> **Set exercise**: Extract all of the data and reproduce it precisely.

[Dataset items]
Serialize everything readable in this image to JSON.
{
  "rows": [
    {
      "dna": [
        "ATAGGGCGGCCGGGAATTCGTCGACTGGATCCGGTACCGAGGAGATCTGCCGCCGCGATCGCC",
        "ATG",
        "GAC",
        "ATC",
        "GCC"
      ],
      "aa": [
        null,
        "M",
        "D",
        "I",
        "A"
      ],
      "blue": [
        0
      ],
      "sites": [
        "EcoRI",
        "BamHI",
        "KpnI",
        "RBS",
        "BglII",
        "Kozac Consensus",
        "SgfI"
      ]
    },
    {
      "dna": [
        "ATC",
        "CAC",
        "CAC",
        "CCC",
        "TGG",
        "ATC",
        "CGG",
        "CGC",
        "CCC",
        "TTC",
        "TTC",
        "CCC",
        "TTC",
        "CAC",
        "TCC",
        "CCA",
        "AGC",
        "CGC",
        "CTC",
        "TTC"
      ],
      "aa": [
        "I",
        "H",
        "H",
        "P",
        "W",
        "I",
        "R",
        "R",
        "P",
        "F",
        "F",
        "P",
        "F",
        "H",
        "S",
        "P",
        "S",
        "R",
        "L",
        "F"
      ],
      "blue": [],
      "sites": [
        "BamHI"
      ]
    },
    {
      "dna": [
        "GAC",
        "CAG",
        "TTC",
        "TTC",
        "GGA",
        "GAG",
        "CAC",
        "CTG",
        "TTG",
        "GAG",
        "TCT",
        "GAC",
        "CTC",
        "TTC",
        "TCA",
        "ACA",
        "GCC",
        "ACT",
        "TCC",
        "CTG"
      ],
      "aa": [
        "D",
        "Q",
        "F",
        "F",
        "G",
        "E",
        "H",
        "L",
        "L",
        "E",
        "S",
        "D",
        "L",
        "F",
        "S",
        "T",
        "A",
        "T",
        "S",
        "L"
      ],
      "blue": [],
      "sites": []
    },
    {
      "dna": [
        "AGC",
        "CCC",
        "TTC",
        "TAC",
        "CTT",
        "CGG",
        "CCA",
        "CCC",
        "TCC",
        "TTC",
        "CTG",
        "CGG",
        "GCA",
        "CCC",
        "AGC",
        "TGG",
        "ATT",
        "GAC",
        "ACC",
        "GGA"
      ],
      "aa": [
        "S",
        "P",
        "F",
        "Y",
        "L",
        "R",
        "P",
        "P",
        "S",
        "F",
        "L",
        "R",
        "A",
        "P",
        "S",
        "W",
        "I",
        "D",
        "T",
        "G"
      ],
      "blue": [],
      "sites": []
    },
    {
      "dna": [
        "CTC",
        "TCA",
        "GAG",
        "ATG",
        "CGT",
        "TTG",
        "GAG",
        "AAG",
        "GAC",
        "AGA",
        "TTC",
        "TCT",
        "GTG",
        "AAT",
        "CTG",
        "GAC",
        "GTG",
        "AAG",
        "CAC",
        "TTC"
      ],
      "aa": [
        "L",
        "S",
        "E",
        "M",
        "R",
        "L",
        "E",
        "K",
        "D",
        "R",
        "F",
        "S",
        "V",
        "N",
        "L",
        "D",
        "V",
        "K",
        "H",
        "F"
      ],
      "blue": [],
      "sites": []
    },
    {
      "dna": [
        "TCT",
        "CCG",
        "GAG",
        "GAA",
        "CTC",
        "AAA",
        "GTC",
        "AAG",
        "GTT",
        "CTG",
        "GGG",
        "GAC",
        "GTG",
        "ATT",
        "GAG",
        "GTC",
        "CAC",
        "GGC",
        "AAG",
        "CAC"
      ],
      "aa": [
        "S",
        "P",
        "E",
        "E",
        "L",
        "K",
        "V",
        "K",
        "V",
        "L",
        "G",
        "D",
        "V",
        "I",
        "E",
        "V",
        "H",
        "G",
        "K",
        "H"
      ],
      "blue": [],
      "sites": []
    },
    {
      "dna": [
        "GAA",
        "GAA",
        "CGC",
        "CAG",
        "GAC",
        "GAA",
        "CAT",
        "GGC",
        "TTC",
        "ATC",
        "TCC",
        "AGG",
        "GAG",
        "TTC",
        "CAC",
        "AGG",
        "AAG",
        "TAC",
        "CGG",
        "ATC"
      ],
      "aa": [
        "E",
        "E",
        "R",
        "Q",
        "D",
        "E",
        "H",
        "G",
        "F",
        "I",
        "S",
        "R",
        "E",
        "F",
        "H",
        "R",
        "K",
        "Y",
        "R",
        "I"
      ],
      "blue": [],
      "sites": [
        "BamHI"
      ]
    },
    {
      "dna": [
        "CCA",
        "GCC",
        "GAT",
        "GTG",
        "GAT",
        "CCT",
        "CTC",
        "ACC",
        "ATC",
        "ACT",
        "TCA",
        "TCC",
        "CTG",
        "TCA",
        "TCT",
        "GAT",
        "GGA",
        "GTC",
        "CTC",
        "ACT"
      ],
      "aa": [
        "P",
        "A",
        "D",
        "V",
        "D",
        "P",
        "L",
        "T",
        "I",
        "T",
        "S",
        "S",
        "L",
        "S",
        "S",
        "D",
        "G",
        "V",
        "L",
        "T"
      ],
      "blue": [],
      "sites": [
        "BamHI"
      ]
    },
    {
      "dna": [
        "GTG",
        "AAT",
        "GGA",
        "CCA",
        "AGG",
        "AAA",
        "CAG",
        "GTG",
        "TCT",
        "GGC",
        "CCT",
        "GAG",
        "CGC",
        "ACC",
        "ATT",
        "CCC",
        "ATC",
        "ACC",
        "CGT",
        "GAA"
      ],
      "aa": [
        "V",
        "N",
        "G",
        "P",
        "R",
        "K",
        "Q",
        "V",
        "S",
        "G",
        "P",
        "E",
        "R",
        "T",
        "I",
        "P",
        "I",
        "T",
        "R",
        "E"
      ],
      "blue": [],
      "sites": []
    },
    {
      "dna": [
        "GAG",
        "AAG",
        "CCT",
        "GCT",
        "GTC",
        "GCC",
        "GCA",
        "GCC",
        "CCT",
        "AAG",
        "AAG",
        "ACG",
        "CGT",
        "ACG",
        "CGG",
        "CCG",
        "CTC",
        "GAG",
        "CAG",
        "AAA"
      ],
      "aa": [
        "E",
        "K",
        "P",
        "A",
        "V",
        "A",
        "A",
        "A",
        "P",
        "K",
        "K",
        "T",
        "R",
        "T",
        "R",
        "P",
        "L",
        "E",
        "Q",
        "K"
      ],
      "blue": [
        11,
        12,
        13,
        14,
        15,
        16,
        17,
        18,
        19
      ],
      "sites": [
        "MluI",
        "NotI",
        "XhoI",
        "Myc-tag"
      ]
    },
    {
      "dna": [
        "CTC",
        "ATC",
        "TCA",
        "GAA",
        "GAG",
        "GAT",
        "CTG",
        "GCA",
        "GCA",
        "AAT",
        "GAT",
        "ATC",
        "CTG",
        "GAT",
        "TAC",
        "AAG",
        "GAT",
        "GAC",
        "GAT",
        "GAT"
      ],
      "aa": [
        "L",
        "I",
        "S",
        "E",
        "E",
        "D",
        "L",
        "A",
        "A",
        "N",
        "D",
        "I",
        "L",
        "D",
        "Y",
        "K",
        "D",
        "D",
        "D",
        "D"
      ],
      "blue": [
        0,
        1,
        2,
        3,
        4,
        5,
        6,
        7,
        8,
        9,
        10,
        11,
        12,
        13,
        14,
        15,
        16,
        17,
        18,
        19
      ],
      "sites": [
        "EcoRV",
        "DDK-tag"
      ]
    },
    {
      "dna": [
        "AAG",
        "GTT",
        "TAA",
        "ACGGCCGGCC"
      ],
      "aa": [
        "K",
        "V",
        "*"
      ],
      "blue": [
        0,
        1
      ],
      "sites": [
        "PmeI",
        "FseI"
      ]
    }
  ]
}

> **The answer**:
Serialize everything readable in this image to JSON.
{
  "rows": [
    {
      "dna": [
        "ATAGGGCGGCCGGGAATTCGTCGACTGGATCCGGTACCGAGGAGATCTGCCGCCGCGATCGCC",
        "ATG",
        "GAC",
        "ATC",
        "GCC"
      ],
      "aa": [
        null,
        "M",
        "D",
        "I",
        "A"
      ],
      "blue": [
        0
      ],
      "sites": [
        "EcoRI",
        "BamHI",
        "KpnI",
        "RBS",
        "BglII",
        "Kozac Consensus",
        "SgfI"
      ]
    },
    {
      "dna": [
        "ATC",
        "CAC",
        "CAC",
        "CCC",
        "TGG",
        "ATC",
        "CGG",
        "CGC",
        "CCC",
        "TTC",
        "TTC",
        "CCC",
        "TTC",
        "CAC",
        "TCC",
        "CCA",
        "AGC",
        "CGC",
        "CTC",
        "TTC"
      ],
      "aa": [
        "I",
        "H",
        "H",
        "P",
        "W",
        "I",
        "R",
        "R",
        "P",
        "F",
        "F",
        "P",
        "F",
        "H",
        "S",
        "P",
        "S",
        "R",
        "L",
        "F"
      ],
      "blue": [],
      "sites": [
        "BamHI"
      ]
    },
    {
      "dna": [
        "GAC",
        "CAG",
        "TTC",
        "TTC",
        "GGA",
        "GAG",
        "CAC",
        "CTG",
        "TTG",
        "GAG",
        "TCT",
        "GAC",
        "CTC",
        "TTC",
        "TCA",
        "ACA",
        "GCC",
        "ACT",
        "TCC",
        "CTG"
      ],
      "aa": [
        "D",
        "Q",
        "F",
        "F",
        "G",
        "E",
        "H",
        "L",
        "L",
        "E",
        "S",
        "D",
        "L",
        "F",
        "S",
        "T",
        "A",
        "T",
        "S",
        "L"
      ],
      "blue": [],
      "sites": []
    },
    {
      "dna": [
        "AGC",
        "CCC",
        "TTC",
        "TAC",
        "CTT",
        "CGG",
        "CCA",
        "CCC",
        "TCC",
        "TTC",
        "CTG",
        "CGG",
        "GCA",
        "CCC",
        "AGC",
        "TGG",
        "ATT",
        "GAC",
        "ACC",
        "GGA"
      ],
      "aa": [
        "S",
        "P",
        "F",
        "Y",
        "L",
        "R",
        "P",
        "P",
        "S",
        "F",
        "L",
        "R",
        "A",
        "P",
        "S",
        "W",
        "I",
        "D",
        "T",
        "G"
      ],
      "blue": [],
      "sites": []
    },
    {
      "dna": [
        "CTC",
        "TCA",
        "GAG",
        "ATG",
        "CGT",
        "TTG",
        "GAG",
        "AAG",
        "GAC",
        "AGA",
        "TTC",
        "TCT",
        "GTG",
        "AAT",
        "CTG",
        "GAC",
        "GTG",
        "AAG",
        "CAC",
        "TTC"
      ],
      "aa": [
        "L",
        "S",
        "E",
        "M",
        "R",
        "L",
        "E",
        "K",
        "D",
        "R",
        "F",
        "S",
        "V",
        "N",
        "L",
        "D",
        "V",
        "K",
        "H",
        "F"
      ],
      "blue": [],
      "sites": []
    },
    {
      "dna": [
        "TCT",
        "CCG",
        "GAG",
        "GAA",
        "CTC",
        "AAA",
        "GTC",
        "AAG",
        "GTT",
        "CTG",
        "GGG",
        "GAC",
        "GTG",
        "ATT",
        "GAG",
        "GTC",
        "CAC",
        "GGC",
        "AAG",
        "CAC"
      ],
      "aa": [
        "S",
        "P",
        "E",
        "E",
        "L",
        "K",
        "V",
        "K",
        "V",
        "L",
        "G",
        "D",
        "V",
        "I",
        "E",
        "V",
        "H",
        "G",
        "K",
        "H"
      ],
      "blue": [],
      "sites": []
    },
    {
      "dna": [
        "GAA",
        "GAA",
        "CGC",
        "CAG",
        "GAC",
        "GAA",
        "CAT",
        "GGC",
        "TTC",
        "ATC",
        "TCC",
        "AGG",
        "GAG",
        "TTC",
        "CAC",
        "AGG",
        "AAG",
        "TAC",
        "CGG",
        "ATC"
      ],
      "aa": [
        "E",
        "E",
        "R",
        "Q",
        "D",
        "E",
        "H",
        "G",
        "F",
        "I",
        "S",
        "R",
        "E",
        "F",
        "H",
        "R",
        "K",
        "Y",
        "R",
        "I"
      ],
      "blue": [],
      "sites": [
        "BamHI"
      ]
    },
    {
      "dna": [
        "CCA",
        "GCC",
        "GAT",
        "GTG",
        "GAT",
        "CCT",
        "CTC",
        "ACC",
        "ATC",
        "ACT",
        "TCA",
        "TCC",
        "CTG",
        "TCA",
        "TCT",
        "GAT",
        "GGA",
        "GTC",
        "CTC",
        "ACT"
      ],
      "aa": [
        "P",
        "A",
        "D",
        "V",
        "D",
        "P",
        "L",
        "T",
        "I",
        "T",
        "S",
        "S",
        "L",
        "S",
        "S",
        "D",
        "G",
        "V",
        "L",
        "T"
      ],
      "blue": [],
      "sites": [
        "BamHI"
      ]
    },
    {
      "dna": [
        "GTG",
        "AAT",
        "GGA",
        "CCA",
        "AGG",
        "AAA",
        "CAG",
        "GTG",
        "TCT",
        "GGC",
        "CCT",
        "GAG",
        "CGC",
        "ACC",
        "ATT",
        "CCC",
        "ATC",
        "ACC",
        "CGT",
        "GAA"
      ],
      "aa": [
        "V",
        "N",
        "G",
        "P",
        "R",
        "K",
        "Q",
        "V",
        "S",
        "G",
        "P",
        "E",
        "R",
        "T",
        "I",
        "P",
        "I",
        "T",
        "R",
        "E"
      ],
      "blue": [],
      "sites": []
    },
    {
      "dna": [
        "GAG",
        "AAG",
        "CCT",
        "GCT",
        "GTC",
        "GCC",
        "GCA",
        "GCC",
        "CCT",
        "AAG",
        "AAG",
        "ACG",
        "CGT",
        "ACG",
        "CGG",
        "CCG",
        "CTC",
        "GAG",
        "CAG",
        "AAA"
      ],
      "aa": [
        "E",
        "K",
        "P",
        "A",
        "V",
        "A",
        "A",
        "A",
        "P",
        "K",
        "K",
        "T",
        "R",
        "T",
        "R",
        "P",
        "L",
        "E",
        "Q",
        "K"
      ],
      "blue": [
        11,
        12,
        13,
        14,
        15,
        16,
        17,
        18,
        19
      ],
      "sites": [
        "MluI",
        "NotI",
        "XhoI",
        "Myc-tag"
      ]
    },
    {
      "dna": [
        "CTC",
        "ATC",
        "TCA",
        "GAA",
        "GAG",
        "GAT",
        "CTG",
        "GCA",
        "GCA",
        "AAT",
        "GAT",
        "ATC",
        "CTG",
        "GAT",
        "TAC",
        "AAG",
        "GAT",
        "GAC",
        "GAT",
        "GAT"
      ],
      "aa": [
        "L",
        "I",
        "S",
        "E",
        "E",
        "D",
        "L",
        "A",
        "A",
        "N",
        "D",
        "I",
        "L",
        "D",
        "Y",
        "K",
        "D",
        "D",
        "D",
        "D"
      ],
      "blue": [
        0,
        1,
        2,
        3,
        4,
        5,
        6,
        7,
        8,
        9,
        10,
        11,
        12,
        13,
        14,
        15,
        16,
        17,
        18,
        19
      ],
      "sites": [
        "EcoRV",
        "DDK-tag"
      ]
    },
    {
      "dna": [
        "AAG",
        "GTT",
        "TAA",
        "ACGGCCGGCC"
      ],
      "aa": [
        "K",
        "V",
        "*"
      ],
      "blue": [
        0,
        1
      ],
      "sites": [
        "PmeI",
        "FseI"
      ]
    }
  ]
}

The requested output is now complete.